# Task to complete
Output the material below in its entirety, exactly as given.
____________
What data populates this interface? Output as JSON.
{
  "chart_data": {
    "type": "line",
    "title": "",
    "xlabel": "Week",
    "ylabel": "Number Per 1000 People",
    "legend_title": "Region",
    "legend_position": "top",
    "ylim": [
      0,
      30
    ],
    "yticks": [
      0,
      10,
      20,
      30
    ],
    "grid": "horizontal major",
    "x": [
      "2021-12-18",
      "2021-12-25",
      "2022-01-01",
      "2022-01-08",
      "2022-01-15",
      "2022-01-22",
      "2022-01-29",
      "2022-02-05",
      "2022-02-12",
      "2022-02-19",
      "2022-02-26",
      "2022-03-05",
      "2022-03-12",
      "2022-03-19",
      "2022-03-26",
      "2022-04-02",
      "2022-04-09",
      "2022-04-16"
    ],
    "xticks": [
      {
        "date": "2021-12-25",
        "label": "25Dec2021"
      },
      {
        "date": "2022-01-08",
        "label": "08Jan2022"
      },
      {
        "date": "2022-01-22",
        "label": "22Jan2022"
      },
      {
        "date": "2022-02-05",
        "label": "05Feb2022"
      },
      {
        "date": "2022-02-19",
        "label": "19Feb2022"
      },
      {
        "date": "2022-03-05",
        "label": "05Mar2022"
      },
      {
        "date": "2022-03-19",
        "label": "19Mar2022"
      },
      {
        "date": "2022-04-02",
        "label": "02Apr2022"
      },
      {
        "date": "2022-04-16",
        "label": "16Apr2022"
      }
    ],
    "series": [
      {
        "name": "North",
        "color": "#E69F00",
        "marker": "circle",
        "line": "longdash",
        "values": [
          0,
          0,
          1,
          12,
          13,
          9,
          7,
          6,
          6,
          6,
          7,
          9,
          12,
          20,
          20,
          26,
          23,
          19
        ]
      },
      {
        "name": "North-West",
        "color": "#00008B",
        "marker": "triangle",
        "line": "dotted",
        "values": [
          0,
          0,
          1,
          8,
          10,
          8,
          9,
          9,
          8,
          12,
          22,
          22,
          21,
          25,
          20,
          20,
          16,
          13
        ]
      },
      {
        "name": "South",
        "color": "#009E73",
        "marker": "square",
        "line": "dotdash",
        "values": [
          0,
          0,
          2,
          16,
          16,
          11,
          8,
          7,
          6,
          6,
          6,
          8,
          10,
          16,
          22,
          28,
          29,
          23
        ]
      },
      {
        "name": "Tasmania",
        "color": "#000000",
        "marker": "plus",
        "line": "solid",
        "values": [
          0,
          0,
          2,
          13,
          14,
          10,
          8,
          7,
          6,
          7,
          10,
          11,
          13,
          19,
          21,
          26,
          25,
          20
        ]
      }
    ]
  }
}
____________
# Written response
What data populates this interface? Output as JSON.
{
  "chart_data": {
    "type": "line",
    "title": "",
    "xlabel": "Week",
    "ylabel": "Number Per 1000 People",
    "legend_title": "Region",
    "legend_position": "top",
    "ylim": [
      0,
      30
    ],
    "yticks": [
      0,
      10,
      20,
      30
    ],
    "grid": "horizontal major",
    "x": [
      "2021-12-18",
      "2021-12-25",
      "2022-01-01",
      "2022-01-08",
      "2022-01-15",
      "2022-01-22",
      "2022-01-29",
      "2022-02-05",
      "2022-02-12",
      "2022-02-19",
      "2022-02-26",
      "2022-03-05",
      "2022-03-12",
      "2022-03-19",
      "2022-03-26",
      "2022-04-02",
      "2022-04-09",
      "2022-04-16"
    ],
    "xticks": [
      {
        "date": "2021-12-25",
        "label": "25Dec2021"
      },
      {
        "date": "2022-01-08",
        "label": "08Jan2022"
      },
      {
        "date": "2022-01-22",
        "label": "22Jan2022"
      },
      {
        "date": "2022-02-05",
        "label": "05Feb2022"
      },
      {
        "date": "2022-02-19",
        "label": "19Feb2022"
      },
      {
        "date": "2022-03-05",
        "label": "05Mar2022"
      },
      {
        "date": "2022-03-19",
        "label": "19Mar2022"
      },
      {
        "date": "2022-04-02",
        "label": "02Apr2022"
      },
      {
        "date": "2022-04-16",
        "label": "16Apr2022"
      }
    ],
    "series": [
      {
        "name": "North",
        "color": "#E69F00",
        "marker": "circle",
        "line": "longdash",
        "values": [
          0,
          0,
          1,
          12,
          13,
          9,
          7,
          6,
          6,
          6,
          7,
          9,
          12,
          20,
          20,
          26,
          23,
          19
        ]
      },
      {
        "name": "North-West",
        "color": "#00008B",
        "marker": "triangle",
        "line": "dotted",
        "values": [
          0,
          0,
          1,
          8,
          10,
          8,
          9,
          9,
          8,
          12,
          22,
          22,
          21,
          25,
          20,
          20,
          16,
          13
        ]
      },
      {
        "name": "South",
        "color": "#009E73",
        "marker": "square",
        "line": "dotdash",
        "values": [
          0,
          0,
          2,
          16,
          16,
          11,
          8,
          7,
          6,
          6,
          6,
          8,
          10,
          16,
          22,
          28,
          29,
          23
        ]
      },
      {
        "name": "Tasmania",
        "color": "#000000",
        "marker": "plus",
        "line": "solid",
        "values": [
          0,
          0,
          2,
          13,
          14,
          10,
          8,
          7,
          6,
          7,
          10,
          11,
          13,
          19,
          21,
          26,
          25,
          20
        ]
      }
    ]
  }
}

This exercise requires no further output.